▸ TASK STATEMENT: In the records below, tally every line containing "Высоцкого". Report only the total.

▸ PROVIDED INFORMATION:
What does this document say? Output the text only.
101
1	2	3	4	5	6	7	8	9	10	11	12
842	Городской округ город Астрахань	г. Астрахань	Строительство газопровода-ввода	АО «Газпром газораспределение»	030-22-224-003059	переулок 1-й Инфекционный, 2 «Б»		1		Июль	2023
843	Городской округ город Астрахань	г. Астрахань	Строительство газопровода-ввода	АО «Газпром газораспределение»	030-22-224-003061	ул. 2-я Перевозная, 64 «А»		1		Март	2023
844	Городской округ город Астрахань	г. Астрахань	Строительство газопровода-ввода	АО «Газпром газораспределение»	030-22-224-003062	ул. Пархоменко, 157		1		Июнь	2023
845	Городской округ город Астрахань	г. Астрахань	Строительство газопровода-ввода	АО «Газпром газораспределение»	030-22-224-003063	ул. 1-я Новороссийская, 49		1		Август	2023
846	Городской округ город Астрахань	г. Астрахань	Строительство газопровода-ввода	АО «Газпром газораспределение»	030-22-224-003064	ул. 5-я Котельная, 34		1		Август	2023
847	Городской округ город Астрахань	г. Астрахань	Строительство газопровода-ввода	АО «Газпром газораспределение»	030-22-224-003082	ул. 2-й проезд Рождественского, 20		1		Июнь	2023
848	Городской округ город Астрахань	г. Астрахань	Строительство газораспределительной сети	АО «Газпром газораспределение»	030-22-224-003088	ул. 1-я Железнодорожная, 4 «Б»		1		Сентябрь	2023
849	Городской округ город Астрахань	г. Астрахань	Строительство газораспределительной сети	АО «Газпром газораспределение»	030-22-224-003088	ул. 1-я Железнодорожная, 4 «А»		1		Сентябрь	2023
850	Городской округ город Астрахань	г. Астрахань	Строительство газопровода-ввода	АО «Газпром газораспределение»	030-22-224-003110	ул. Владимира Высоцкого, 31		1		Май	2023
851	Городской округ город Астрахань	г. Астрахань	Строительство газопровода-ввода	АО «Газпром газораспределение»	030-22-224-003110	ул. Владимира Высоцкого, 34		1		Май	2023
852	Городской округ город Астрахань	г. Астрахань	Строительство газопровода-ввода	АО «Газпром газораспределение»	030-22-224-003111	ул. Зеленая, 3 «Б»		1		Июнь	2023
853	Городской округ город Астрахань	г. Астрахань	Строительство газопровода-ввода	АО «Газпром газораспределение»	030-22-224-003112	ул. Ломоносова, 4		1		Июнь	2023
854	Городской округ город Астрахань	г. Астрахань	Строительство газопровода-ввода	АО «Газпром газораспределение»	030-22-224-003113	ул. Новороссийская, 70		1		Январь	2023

▸ SOLUTION TO THIS EXERCISE: 2